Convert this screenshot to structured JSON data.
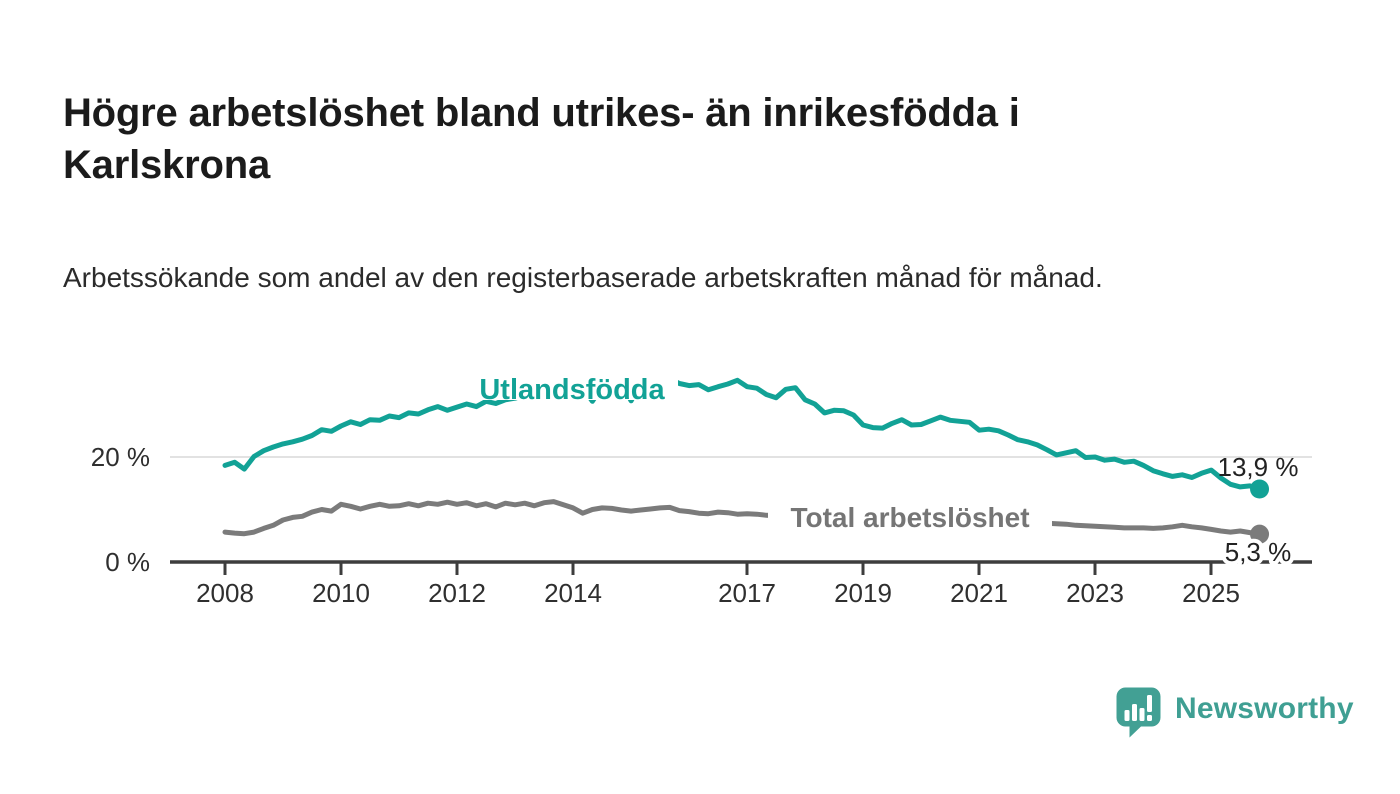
{
  "chart_data": {
    "type": "line",
    "title": "Högre arbetslöshet bland utrikes- än inrikesfödda i Karlskrona",
    "subtitle": "Arbetssökande som andel av den registerbaserade arbetskraften månad för månad.",
    "x_unit": "year",
    "x_start": 2008.0,
    "x_step": 0.1667,
    "x_ticks": [
      "2008",
      "2010",
      "2012",
      "2014",
      "2017",
      "2019",
      "2021",
      "2023",
      "2025"
    ],
    "x_tick_years": [
      2008,
      2010,
      2012,
      2014,
      2017,
      2019,
      2021,
      2023,
      2025
    ],
    "y_ticks": [
      {
        "value": 0,
        "label": "0 %"
      },
      {
        "value": 20,
        "label": "20 %"
      }
    ],
    "ylim": [
      0,
      38
    ],
    "grid": "single horizontal gridline at 20 %",
    "legend_position": "inline labels on lines",
    "series": [
      {
        "name": "Utlandsfödda",
        "color": "#12a296",
        "end_label": "13,9 %",
        "last_value": 13.9,
        "values": [
          18.4,
          19.0,
          17.7,
          20.1,
          21.2,
          21.9,
          22.5,
          22.9,
          23.4,
          24.1,
          25.2,
          24.9,
          25.9,
          26.7,
          26.2,
          27.1,
          27.0,
          27.8,
          27.5,
          28.4,
          28.2,
          29.0,
          29.6,
          28.9,
          29.5,
          30.1,
          29.6,
          30.6,
          30.2,
          30.9,
          31.2,
          31.8,
          32.3,
          32.0,
          32.7,
          33.0,
          32.6,
          33.2,
          30.6,
          33.4,
          33.8,
          34.0,
          30.7,
          34.2,
          34.1,
          34.6,
          34.9,
          34.0,
          33.6,
          33.8,
          32.8,
          33.4,
          33.9,
          34.6,
          33.4,
          33.1,
          31.9,
          31.3,
          32.9,
          33.2,
          30.9,
          30.1,
          28.4,
          28.9,
          28.8,
          28.0,
          26.1,
          25.6,
          25.5,
          26.4,
          27.1,
          26.1,
          26.2,
          26.9,
          27.6,
          27.0,
          26.8,
          26.6,
          25.1,
          25.3,
          25.0,
          24.2,
          23.3,
          22.9,
          22.3,
          21.4,
          20.4,
          20.8,
          21.2,
          19.9,
          20.0,
          19.4,
          19.6,
          19.0,
          19.2,
          18.4,
          17.4,
          16.8,
          16.3,
          16.6,
          16.1,
          16.9,
          17.5,
          16.0,
          14.8,
          14.3,
          14.5,
          13.9
        ]
      },
      {
        "name": "Total arbetslöshet",
        "color": "#7b7b7b",
        "end_label": "5,3 %",
        "last_value": 5.3,
        "values": [
          5.7,
          5.5,
          5.4,
          5.7,
          6.4,
          7.0,
          8.0,
          8.5,
          8.7,
          9.5,
          10.0,
          9.7,
          11.0,
          10.6,
          10.1,
          10.6,
          11.0,
          10.6,
          10.7,
          11.1,
          10.7,
          11.2,
          11.0,
          11.4,
          11.0,
          11.3,
          10.7,
          11.1,
          10.5,
          11.2,
          10.9,
          11.2,
          10.7,
          11.3,
          11.5,
          10.9,
          10.3,
          9.3,
          10.0,
          10.3,
          10.2,
          9.9,
          9.7,
          9.9,
          10.1,
          10.3,
          10.4,
          9.8,
          9.6,
          9.3,
          9.2,
          9.5,
          9.4,
          9.1,
          9.2,
          9.1,
          8.9,
          8.8,
          8.7,
          8.5,
          8.4,
          8.3,
          8.1,
          8.0,
          7.9,
          7.8,
          7.7,
          7.6,
          7.5,
          7.5,
          7.4,
          7.4,
          7.5,
          8.2,
          9.4,
          9.6,
          9.3,
          9.0,
          8.8,
          8.6,
          8.3,
          8.0,
          7.8,
          7.6,
          7.5,
          7.4,
          7.3,
          7.2,
          7.0,
          6.9,
          6.8,
          6.7,
          6.6,
          6.5,
          6.5,
          6.5,
          6.4,
          6.5,
          6.7,
          7.0,
          6.7,
          6.5,
          6.2,
          5.9,
          5.7,
          5.9,
          5.6,
          5.3
        ]
      }
    ],
    "colors": {
      "accent_teal": "#12a296",
      "series_gray": "#7b7b7b",
      "axis": "#3d3d3d",
      "grid": "#d9d9d9",
      "value_label": "#222222"
    }
  },
  "footer": {
    "brand": "Newsworthy",
    "brand_color": "#3f9f93"
  }
}
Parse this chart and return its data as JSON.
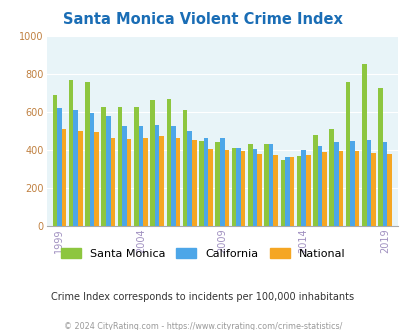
{
  "title": "Santa Monica Violent Crime Index",
  "years": [
    1999,
    2000,
    2001,
    2002,
    2003,
    2004,
    2005,
    2006,
    2007,
    2008,
    2009,
    2010,
    2011,
    2012,
    2013,
    2014,
    2015,
    2016,
    2017,
    2018,
    2019
  ],
  "santa_monica": [
    690,
    770,
    760,
    630,
    630,
    625,
    665,
    670,
    610,
    450,
    445,
    410,
    430,
    435,
    350,
    370,
    480,
    510,
    760,
    855,
    725
  ],
  "california": [
    620,
    610,
    595,
    580,
    525,
    525,
    535,
    525,
    500,
    465,
    465,
    410,
    405,
    430,
    365,
    400,
    420,
    445,
    450,
    455,
    445
  ],
  "national": [
    510,
    500,
    495,
    465,
    460,
    465,
    475,
    465,
    455,
    405,
    400,
    395,
    380,
    375,
    365,
    375,
    390,
    395,
    395,
    385,
    380
  ],
  "colors": {
    "santa_monica": "#8dc63f",
    "california": "#4da6e8",
    "national": "#f5a623"
  },
  "ylim": [
    0,
    1000
  ],
  "yticks": [
    0,
    200,
    400,
    600,
    800,
    1000
  ],
  "xtick_years": [
    1999,
    2004,
    2009,
    2014,
    2019
  ],
  "bg_color": "#e8f4f8",
  "title_color": "#1a6db5",
  "ytick_color": "#c08040",
  "xtick_color": "#a090c0",
  "legend_labels": [
    "Santa Monica",
    "California",
    "National"
  ],
  "subtitle": "Crime Index corresponds to incidents per 100,000 inhabitants",
  "footer": "© 2024 CityRating.com - https://www.cityrating.com/crime-statistics/",
  "bar_width": 0.28
}
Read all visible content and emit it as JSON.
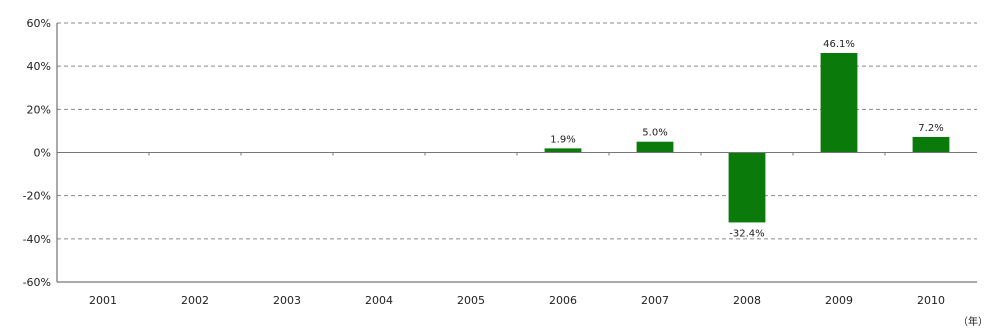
{
  "chart_data": {
    "type": "bar",
    "title": "",
    "xlabel": "",
    "ylabel": "",
    "x_unit_label": "（年）",
    "categories": [
      "2001",
      "2002",
      "2003",
      "2004",
      "2005",
      "2006",
      "2007",
      "2008",
      "2009",
      "2010"
    ],
    "values": [
      null,
      null,
      null,
      null,
      null,
      1.9,
      5.0,
      -32.4,
      46.1,
      7.2
    ],
    "data_labels": [
      "",
      "",
      "",
      "",
      "",
      "1.9%",
      "5.0%",
      "-32.4%",
      "46.1%",
      "7.2%"
    ],
    "ylim": [
      -60,
      60
    ],
    "yticks": [
      -60,
      -40,
      -20,
      0,
      20,
      40,
      60
    ],
    "ytick_labels": [
      "-60%",
      "-40%",
      "-20%",
      "0%",
      "20%",
      "40%",
      "60%"
    ],
    "grid": true,
    "legend": "none",
    "bar_color": "#0a7a0a"
  }
}
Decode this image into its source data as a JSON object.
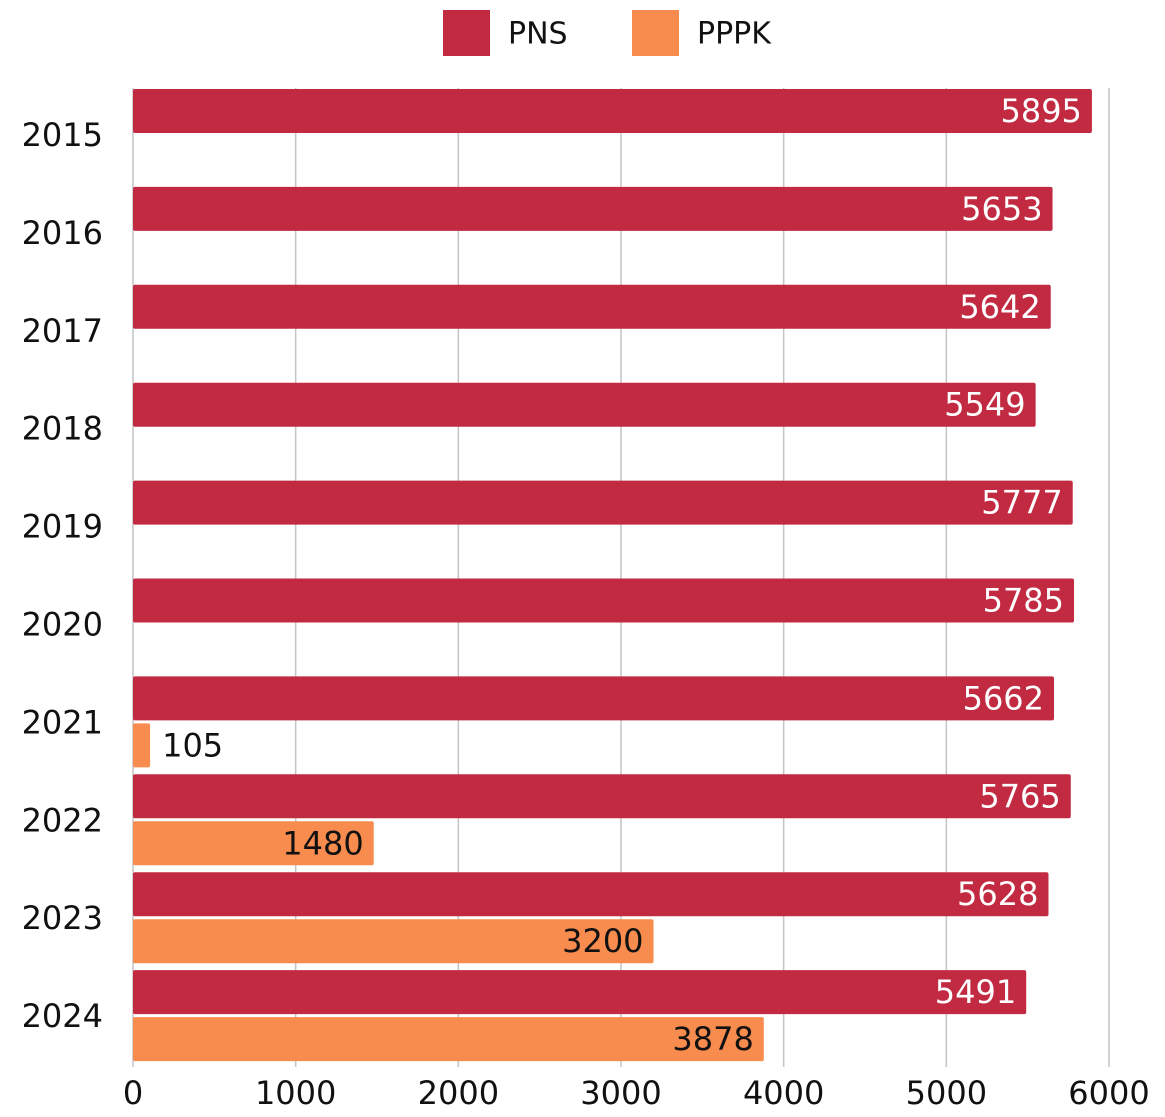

• • • • • • •

THE PROBLEM: Your output should consist solely of the lines from the line containing "Read all visible content and emit it as JSON." through the end of the data above, copied exactly, with images removed.

COMPLETED EXERCISE:
Read all visible content and emit it as JSON.
{
  "chart_data": {
    "type": "bar",
    "title": "",
    "xlabel": "",
    "ylabel": "",
    "x_unit_label": "（年）",
    "categories": [
      "2001",
      "2002",
      "2003",
      "2004",
      "2005",
      "2006",
      "2007",
      "2008",
      "2009",
      "2010"
    ],
    "values": [
      null,
      null,
      null,
      null,
      null,
      1.9,
      5.0,
      -32.4,
      46.1,
      7.2
    ],
    "data_labels": [
      "",
      "",
      "",
      "",
      "",
      "1.9%",
      "5.0%",
      "-32.4%",
      "46.1%",
      "7.2%"
    ],
    "ylim": [
      -60,
      60
    ],
    "yticks": [
      -60,
      -40,
      -20,
      0,
      20,
      40,
      60
    ],
    "ytick_labels": [
      "-60%",
      "-40%",
      "-20%",
      "0%",
      "20%",
      "40%",
      "60%"
    ],
    "grid": true,
    "legend": "none",
    "bar_color": "#0a7a0a"
  }
}
Decode this image into its source data as a JSON object.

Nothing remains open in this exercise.